(Stored data)
----------

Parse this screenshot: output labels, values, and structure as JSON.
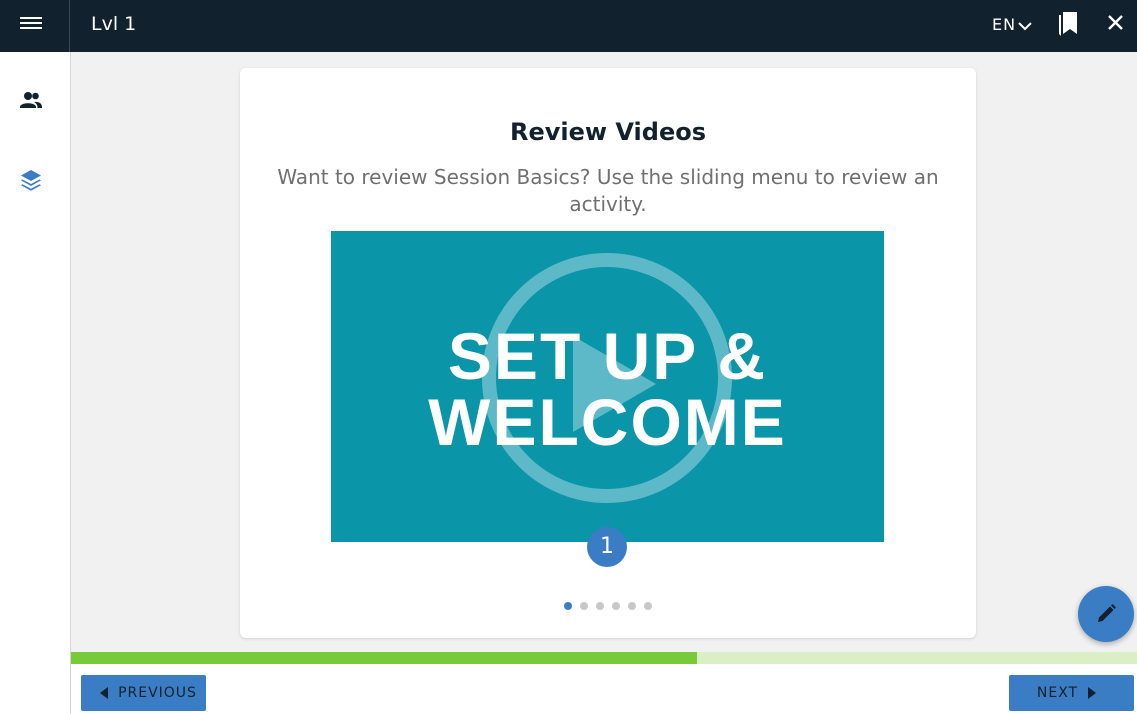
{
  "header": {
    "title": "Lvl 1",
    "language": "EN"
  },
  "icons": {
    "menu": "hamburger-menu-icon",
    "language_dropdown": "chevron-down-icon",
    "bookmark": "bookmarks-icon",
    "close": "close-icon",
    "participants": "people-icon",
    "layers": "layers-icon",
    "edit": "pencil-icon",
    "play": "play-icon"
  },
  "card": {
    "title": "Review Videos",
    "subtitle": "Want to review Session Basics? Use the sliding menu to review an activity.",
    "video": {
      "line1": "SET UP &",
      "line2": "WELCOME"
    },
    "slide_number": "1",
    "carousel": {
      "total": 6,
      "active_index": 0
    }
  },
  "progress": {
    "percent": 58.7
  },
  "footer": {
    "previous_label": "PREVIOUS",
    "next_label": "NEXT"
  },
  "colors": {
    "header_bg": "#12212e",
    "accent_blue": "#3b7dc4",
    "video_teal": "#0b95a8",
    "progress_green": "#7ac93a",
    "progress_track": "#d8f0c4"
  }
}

----------

REQUEST:
Transcribe the records word for word and include no pictures.

ANSWER TO THE EXERCISE:
Parse this screenshot: output labels, values, and structure as JSON.
{
  "header": {
    "title": "Lvl 1",
    "language": "EN"
  },
  "icons": {
    "menu": "hamburger-menu-icon",
    "language_dropdown": "chevron-down-icon",
    "bookmark": "bookmarks-icon",
    "close": "close-icon",
    "participants": "people-icon",
    "layers": "layers-icon",
    "edit": "pencil-icon",
    "play": "play-icon"
  },
  "card": {
    "title": "Review Videos",
    "subtitle": "Want to review Session Basics? Use the sliding menu to review an activity.",
    "video": {
      "line1": "SET UP &",
      "line2": "WELCOME"
    },
    "slide_number": "1",
    "carousel": {
      "total": 6,
      "active_index": 0
    }
  },
  "progress": {
    "percent": 58.7
  },
  "footer": {
    "previous_label": "PREVIOUS",
    "next_label": "NEXT"
  },
  "colors": {
    "header_bg": "#12212e",
    "accent_blue": "#3b7dc4",
    "video_teal": "#0b95a8",
    "progress_green": "#7ac93a",
    "progress_track": "#d8f0c4"
  }
}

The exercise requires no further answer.